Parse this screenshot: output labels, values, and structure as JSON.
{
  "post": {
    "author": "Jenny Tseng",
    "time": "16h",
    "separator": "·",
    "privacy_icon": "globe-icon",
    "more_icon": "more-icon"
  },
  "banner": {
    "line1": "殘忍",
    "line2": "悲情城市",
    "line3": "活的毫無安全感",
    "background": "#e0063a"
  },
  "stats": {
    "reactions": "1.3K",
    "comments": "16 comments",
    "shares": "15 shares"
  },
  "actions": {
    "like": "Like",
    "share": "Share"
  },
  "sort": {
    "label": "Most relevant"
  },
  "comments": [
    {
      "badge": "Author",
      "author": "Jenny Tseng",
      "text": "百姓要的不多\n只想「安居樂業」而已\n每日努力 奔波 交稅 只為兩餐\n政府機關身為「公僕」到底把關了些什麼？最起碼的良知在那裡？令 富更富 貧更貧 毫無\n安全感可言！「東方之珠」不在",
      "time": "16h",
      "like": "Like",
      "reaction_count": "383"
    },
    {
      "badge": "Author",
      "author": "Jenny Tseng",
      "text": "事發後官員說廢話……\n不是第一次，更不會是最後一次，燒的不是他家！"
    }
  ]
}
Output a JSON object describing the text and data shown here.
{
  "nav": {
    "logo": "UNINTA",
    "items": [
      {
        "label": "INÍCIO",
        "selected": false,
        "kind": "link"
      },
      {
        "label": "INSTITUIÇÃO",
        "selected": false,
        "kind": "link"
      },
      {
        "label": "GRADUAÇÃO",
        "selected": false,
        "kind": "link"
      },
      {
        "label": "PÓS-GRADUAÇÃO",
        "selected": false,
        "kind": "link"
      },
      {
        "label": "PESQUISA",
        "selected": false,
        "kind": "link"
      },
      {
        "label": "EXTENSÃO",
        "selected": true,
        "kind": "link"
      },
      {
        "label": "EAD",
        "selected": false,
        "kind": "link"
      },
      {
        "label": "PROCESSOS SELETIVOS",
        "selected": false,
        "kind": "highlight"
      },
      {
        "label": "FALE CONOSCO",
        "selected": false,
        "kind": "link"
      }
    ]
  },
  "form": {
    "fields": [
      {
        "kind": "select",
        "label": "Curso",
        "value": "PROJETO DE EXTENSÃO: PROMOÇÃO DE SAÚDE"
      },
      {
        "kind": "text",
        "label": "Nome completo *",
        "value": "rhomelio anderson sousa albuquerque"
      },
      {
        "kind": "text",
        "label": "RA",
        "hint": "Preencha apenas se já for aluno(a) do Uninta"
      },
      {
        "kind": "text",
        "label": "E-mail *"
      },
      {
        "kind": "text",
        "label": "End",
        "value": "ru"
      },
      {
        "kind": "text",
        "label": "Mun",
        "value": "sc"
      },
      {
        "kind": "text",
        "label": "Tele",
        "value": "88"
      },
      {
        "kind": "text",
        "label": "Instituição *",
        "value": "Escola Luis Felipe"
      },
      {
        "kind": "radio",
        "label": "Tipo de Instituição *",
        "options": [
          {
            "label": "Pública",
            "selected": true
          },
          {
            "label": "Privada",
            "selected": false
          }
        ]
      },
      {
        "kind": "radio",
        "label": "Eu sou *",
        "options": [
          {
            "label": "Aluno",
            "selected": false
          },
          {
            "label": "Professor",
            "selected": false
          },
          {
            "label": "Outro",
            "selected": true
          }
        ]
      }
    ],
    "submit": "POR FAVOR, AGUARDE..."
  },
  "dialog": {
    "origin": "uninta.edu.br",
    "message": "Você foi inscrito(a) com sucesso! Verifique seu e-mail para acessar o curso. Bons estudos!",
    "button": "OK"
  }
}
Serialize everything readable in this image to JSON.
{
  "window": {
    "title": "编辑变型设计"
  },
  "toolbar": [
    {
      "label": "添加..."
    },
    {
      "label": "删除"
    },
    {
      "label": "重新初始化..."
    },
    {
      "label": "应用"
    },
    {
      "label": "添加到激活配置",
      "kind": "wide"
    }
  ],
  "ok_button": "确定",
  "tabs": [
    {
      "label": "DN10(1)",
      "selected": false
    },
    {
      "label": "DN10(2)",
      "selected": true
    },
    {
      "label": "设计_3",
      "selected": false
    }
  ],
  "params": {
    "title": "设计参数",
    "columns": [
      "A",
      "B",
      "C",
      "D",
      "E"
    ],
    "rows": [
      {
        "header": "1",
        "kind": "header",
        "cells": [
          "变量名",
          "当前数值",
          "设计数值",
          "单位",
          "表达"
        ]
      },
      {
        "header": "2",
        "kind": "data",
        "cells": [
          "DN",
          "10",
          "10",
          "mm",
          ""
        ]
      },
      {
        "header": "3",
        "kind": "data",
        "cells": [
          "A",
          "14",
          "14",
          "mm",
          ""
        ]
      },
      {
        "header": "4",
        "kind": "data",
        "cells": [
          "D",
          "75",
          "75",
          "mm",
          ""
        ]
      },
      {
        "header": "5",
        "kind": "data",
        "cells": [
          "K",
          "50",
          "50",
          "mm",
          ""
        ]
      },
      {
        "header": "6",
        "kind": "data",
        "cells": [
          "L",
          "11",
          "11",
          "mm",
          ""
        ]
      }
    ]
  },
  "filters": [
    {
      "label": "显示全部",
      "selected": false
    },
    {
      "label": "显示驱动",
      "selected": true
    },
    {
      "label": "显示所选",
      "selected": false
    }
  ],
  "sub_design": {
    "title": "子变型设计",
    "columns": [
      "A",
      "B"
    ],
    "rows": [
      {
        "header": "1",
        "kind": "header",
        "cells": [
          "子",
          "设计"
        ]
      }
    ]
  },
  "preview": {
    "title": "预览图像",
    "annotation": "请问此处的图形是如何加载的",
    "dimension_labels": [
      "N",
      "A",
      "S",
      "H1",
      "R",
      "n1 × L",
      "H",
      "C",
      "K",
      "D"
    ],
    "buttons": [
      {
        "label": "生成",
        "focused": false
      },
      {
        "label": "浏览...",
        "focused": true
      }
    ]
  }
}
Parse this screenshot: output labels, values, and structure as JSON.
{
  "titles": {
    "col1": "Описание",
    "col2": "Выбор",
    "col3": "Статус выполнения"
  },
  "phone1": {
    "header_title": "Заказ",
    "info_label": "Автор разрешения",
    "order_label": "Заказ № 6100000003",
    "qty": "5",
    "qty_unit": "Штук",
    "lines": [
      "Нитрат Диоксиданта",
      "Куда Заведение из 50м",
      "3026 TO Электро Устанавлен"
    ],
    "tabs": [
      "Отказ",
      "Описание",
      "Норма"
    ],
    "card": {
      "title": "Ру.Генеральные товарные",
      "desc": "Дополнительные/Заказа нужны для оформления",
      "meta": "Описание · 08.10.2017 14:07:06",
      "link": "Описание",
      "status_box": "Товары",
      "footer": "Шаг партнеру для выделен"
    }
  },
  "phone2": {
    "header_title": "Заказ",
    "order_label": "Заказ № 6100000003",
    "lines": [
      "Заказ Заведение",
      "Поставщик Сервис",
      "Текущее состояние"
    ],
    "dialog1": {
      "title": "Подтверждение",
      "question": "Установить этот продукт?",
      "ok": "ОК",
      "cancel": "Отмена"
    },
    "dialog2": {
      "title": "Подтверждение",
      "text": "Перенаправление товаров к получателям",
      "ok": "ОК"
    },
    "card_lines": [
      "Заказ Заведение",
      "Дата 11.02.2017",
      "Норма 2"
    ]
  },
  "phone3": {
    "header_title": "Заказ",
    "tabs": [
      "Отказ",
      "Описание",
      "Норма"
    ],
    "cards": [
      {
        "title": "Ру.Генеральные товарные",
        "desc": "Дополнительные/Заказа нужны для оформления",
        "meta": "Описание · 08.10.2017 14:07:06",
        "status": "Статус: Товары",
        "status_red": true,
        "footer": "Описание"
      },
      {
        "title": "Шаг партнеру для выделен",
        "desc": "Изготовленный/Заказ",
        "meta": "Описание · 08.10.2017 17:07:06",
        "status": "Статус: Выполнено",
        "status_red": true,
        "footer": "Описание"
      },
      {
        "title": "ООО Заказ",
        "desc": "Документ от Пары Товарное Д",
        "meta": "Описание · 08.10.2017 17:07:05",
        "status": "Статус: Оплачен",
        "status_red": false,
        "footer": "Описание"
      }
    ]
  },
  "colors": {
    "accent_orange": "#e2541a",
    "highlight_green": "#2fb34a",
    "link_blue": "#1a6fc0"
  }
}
####################
→ **PROBLEM TO SOLVE**
From the entries above, pull out each line that includes "оформления".

→ **RESULT FOR THIS TASK**
      "desc": "Дополнительные/Заказа нужны для оформления",
        "desc": "Дополнительные/Заказа нужны для оформления",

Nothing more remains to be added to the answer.